Your answer should be a single number: the count of lines that hold the word "Taux".

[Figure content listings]

<<<<

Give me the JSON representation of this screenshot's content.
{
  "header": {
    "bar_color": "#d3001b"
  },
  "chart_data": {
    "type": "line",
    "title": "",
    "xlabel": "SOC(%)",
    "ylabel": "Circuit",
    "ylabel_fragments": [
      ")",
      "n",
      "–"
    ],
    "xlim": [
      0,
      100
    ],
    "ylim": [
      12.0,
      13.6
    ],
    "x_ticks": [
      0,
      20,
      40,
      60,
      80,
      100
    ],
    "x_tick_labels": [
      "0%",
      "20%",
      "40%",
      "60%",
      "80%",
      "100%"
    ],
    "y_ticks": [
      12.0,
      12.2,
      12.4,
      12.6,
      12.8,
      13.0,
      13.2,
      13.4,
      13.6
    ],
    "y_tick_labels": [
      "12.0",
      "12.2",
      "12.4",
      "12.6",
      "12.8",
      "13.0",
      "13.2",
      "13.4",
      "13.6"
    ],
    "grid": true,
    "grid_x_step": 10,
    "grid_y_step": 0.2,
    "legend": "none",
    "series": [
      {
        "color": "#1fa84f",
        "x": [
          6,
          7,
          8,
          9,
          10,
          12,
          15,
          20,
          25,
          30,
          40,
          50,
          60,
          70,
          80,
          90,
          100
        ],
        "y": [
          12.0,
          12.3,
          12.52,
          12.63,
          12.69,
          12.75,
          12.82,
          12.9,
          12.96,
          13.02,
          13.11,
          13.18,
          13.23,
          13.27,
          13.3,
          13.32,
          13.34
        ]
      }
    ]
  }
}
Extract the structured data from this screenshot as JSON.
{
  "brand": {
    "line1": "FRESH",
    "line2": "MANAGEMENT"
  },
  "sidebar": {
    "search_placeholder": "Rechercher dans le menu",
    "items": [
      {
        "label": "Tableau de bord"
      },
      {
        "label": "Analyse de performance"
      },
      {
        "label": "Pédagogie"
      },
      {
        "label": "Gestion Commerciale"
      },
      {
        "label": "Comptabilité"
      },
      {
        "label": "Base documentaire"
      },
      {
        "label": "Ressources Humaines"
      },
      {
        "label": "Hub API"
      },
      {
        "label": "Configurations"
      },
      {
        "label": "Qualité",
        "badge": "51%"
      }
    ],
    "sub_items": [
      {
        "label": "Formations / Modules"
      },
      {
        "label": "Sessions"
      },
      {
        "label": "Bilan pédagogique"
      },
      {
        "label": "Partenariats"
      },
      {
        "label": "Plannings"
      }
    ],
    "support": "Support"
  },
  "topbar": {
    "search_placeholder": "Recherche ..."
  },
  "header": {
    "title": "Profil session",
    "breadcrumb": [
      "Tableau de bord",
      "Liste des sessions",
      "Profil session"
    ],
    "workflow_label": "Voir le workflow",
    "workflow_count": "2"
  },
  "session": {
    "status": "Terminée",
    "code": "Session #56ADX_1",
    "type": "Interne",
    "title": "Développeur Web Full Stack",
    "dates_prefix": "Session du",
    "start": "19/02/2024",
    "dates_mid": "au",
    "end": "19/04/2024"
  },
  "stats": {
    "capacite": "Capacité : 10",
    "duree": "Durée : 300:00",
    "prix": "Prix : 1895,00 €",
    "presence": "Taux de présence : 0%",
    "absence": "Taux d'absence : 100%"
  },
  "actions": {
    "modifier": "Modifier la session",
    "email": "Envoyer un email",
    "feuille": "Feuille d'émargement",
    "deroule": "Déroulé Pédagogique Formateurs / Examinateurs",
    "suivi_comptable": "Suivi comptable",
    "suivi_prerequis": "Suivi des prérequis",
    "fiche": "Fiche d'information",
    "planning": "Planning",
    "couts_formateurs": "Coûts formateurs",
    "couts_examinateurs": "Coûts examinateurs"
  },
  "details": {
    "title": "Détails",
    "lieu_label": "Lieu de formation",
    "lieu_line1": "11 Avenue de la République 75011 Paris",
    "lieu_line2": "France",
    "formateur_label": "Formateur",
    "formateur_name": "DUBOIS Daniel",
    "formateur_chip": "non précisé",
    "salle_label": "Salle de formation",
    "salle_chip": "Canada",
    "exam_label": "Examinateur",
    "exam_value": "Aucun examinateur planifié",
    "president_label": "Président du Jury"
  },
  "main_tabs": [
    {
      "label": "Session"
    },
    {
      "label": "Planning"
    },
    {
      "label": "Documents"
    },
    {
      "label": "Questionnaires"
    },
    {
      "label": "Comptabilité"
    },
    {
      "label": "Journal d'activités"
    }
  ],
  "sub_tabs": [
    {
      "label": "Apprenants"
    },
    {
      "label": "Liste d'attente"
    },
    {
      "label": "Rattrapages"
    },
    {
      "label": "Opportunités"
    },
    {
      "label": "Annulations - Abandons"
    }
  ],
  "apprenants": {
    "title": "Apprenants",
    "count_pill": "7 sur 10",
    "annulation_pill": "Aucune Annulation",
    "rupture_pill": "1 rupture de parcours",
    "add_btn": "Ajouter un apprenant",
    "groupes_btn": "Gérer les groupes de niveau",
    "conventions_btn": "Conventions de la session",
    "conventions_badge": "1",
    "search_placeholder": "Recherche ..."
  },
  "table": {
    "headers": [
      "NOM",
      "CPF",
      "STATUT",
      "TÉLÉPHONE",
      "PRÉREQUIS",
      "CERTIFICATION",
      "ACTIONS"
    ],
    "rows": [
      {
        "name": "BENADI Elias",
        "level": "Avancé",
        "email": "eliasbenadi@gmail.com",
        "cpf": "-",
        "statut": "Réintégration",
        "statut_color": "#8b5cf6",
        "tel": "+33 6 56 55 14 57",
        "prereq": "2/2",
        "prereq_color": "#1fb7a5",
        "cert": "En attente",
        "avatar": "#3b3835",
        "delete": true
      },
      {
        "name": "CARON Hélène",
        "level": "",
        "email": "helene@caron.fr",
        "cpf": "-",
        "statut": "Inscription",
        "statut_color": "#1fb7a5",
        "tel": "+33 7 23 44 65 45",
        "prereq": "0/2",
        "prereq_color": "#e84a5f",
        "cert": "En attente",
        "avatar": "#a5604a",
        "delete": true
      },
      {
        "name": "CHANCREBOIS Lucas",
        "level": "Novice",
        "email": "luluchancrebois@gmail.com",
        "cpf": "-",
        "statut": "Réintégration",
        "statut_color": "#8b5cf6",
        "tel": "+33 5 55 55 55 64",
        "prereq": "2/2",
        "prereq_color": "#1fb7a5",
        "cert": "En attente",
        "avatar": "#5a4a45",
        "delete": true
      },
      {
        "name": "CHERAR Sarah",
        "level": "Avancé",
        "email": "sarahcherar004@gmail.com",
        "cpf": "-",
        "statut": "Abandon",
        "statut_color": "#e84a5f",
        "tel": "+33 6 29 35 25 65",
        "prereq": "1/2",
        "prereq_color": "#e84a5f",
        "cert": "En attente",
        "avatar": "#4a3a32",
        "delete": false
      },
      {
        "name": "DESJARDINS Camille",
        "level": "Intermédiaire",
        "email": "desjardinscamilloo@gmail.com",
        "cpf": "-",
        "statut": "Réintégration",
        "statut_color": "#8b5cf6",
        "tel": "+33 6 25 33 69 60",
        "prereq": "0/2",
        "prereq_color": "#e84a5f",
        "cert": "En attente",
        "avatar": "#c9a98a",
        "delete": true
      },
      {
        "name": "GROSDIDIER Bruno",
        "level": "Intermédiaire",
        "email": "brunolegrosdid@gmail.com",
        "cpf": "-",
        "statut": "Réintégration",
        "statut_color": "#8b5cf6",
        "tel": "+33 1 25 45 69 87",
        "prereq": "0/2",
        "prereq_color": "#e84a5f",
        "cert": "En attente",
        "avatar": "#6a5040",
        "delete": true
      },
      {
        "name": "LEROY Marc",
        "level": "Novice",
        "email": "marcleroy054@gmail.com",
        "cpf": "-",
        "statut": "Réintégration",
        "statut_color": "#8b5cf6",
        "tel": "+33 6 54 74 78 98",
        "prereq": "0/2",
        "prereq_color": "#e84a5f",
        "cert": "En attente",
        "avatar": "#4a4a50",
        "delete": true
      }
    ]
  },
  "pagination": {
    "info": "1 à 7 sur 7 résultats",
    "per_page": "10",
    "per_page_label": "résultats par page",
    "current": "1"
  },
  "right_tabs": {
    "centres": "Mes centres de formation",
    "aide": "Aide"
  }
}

>>>>

* Output for this task *
2